* **What you are asked to do**
Write the data out again exactly, dropping any images it holds.
━━━ Listing
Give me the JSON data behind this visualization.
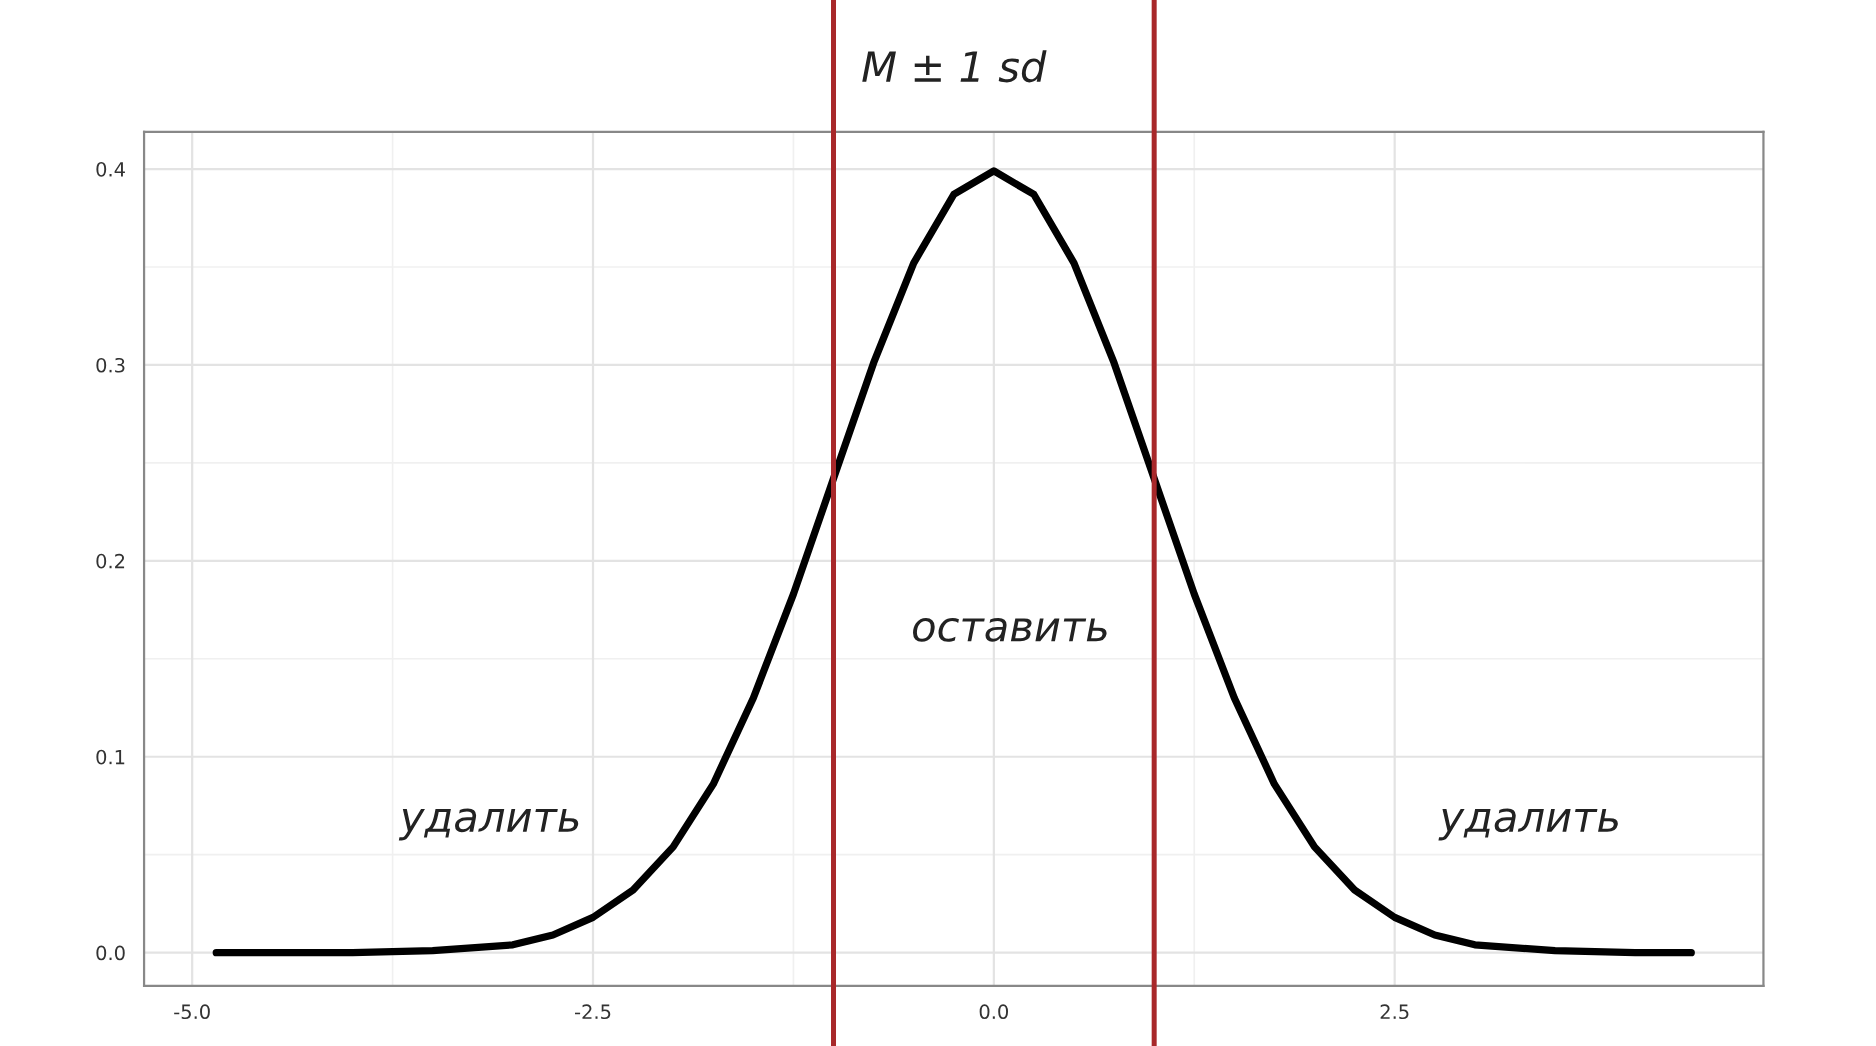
{
  "chart_data": {
    "type": "line",
    "title": "M ± 1 sd",
    "x": [
      -4.85,
      -4.0,
      -3.5,
      -3.0,
      -2.75,
      -2.5,
      -2.25,
      -2.0,
      -1.75,
      -1.5,
      -1.25,
      -1.0,
      -0.75,
      -0.5,
      -0.25,
      0.0,
      0.25,
      0.5,
      0.75,
      1.0,
      1.25,
      1.5,
      1.75,
      2.0,
      2.25,
      2.5,
      2.75,
      3.0,
      3.5,
      4.0,
      4.35
    ],
    "series": [
      {
        "color": "#000000",
        "values": [
          0.0,
          0.0,
          0.001,
          0.004,
          0.009,
          0.018,
          0.032,
          0.054,
          0.086,
          0.13,
          0.183,
          0.242,
          0.301,
          0.352,
          0.387,
          0.399,
          0.387,
          0.352,
          0.301,
          0.242,
          0.183,
          0.13,
          0.086,
          0.054,
          0.032,
          0.018,
          0.009,
          0.004,
          0.001,
          0.0,
          0.0
        ]
      }
    ],
    "xlim": [
      -5.3,
      4.8
    ],
    "ylim": [
      -0.017,
      0.419
    ],
    "xticks": [
      {
        "value": -5.0,
        "label": "-5.0"
      },
      {
        "value": -2.5,
        "label": "-2.5"
      },
      {
        "value": 0.0,
        "label": "0.0"
      },
      {
        "value": 2.5,
        "label": "2.5"
      }
    ],
    "yticks": [
      {
        "value": 0.0,
        "label": "0.0"
      },
      {
        "value": 0.1,
        "label": "0.1"
      },
      {
        "value": 0.2,
        "label": "0.2"
      },
      {
        "value": 0.3,
        "label": "0.3"
      },
      {
        "value": 0.4,
        "label": "0.4"
      }
    ],
    "ref_lines": [
      {
        "axis": "x",
        "value": -1.0,
        "color": "#a8282a"
      },
      {
        "axis": "x",
        "value": 1.0,
        "color": "#a8282a"
      }
    ],
    "annotations": [
      "удалить",
      "оставить",
      "удалить"
    ],
    "grid": true,
    "line_style": "solid",
    "marker": "none",
    "legend": false
  }
}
━━━━━━
* **Solution for this exercise**
Give me the JSON data behind this visualization.
{
  "chart_data": {
    "type": "line",
    "title": "M ± 1 sd",
    "x": [
      -4.85,
      -4.0,
      -3.5,
      -3.0,
      -2.75,
      -2.5,
      -2.25,
      -2.0,
      -1.75,
      -1.5,
      -1.25,
      -1.0,
      -0.75,
      -0.5,
      -0.25,
      0.0,
      0.25,
      0.5,
      0.75,
      1.0,
      1.25,
      1.5,
      1.75,
      2.0,
      2.25,
      2.5,
      2.75,
      3.0,
      3.5,
      4.0,
      4.35
    ],
    "series": [
      {
        "color": "#000000",
        "values": [
          0.0,
          0.0,
          0.001,
          0.004,
          0.009,
          0.018,
          0.032,
          0.054,
          0.086,
          0.13,
          0.183,
          0.242,
          0.301,
          0.352,
          0.387,
          0.399,
          0.387,
          0.352,
          0.301,
          0.242,
          0.183,
          0.13,
          0.086,
          0.054,
          0.032,
          0.018,
          0.009,
          0.004,
          0.001,
          0.0,
          0.0
        ]
      }
    ],
    "xlim": [
      -5.3,
      4.8
    ],
    "ylim": [
      -0.017,
      0.419
    ],
    "xticks": [
      {
        "value": -5.0,
        "label": "-5.0"
      },
      {
        "value": -2.5,
        "label": "-2.5"
      },
      {
        "value": 0.0,
        "label": "0.0"
      },
      {
        "value": 2.5,
        "label": "2.5"
      }
    ],
    "yticks": [
      {
        "value": 0.0,
        "label": "0.0"
      },
      {
        "value": 0.1,
        "label": "0.1"
      },
      {
        "value": 0.2,
        "label": "0.2"
      },
      {
        "value": 0.3,
        "label": "0.3"
      },
      {
        "value": 0.4,
        "label": "0.4"
      }
    ],
    "ref_lines": [
      {
        "axis": "x",
        "value": -1.0,
        "color": "#a8282a"
      },
      {
        "axis": "x",
        "value": 1.0,
        "color": "#a8282a"
      }
    ],
    "annotations": [
      "удалить",
      "оставить",
      "удалить"
    ],
    "grid": true,
    "line_style": "solid",
    "marker": "none",
    "legend": false
  }
}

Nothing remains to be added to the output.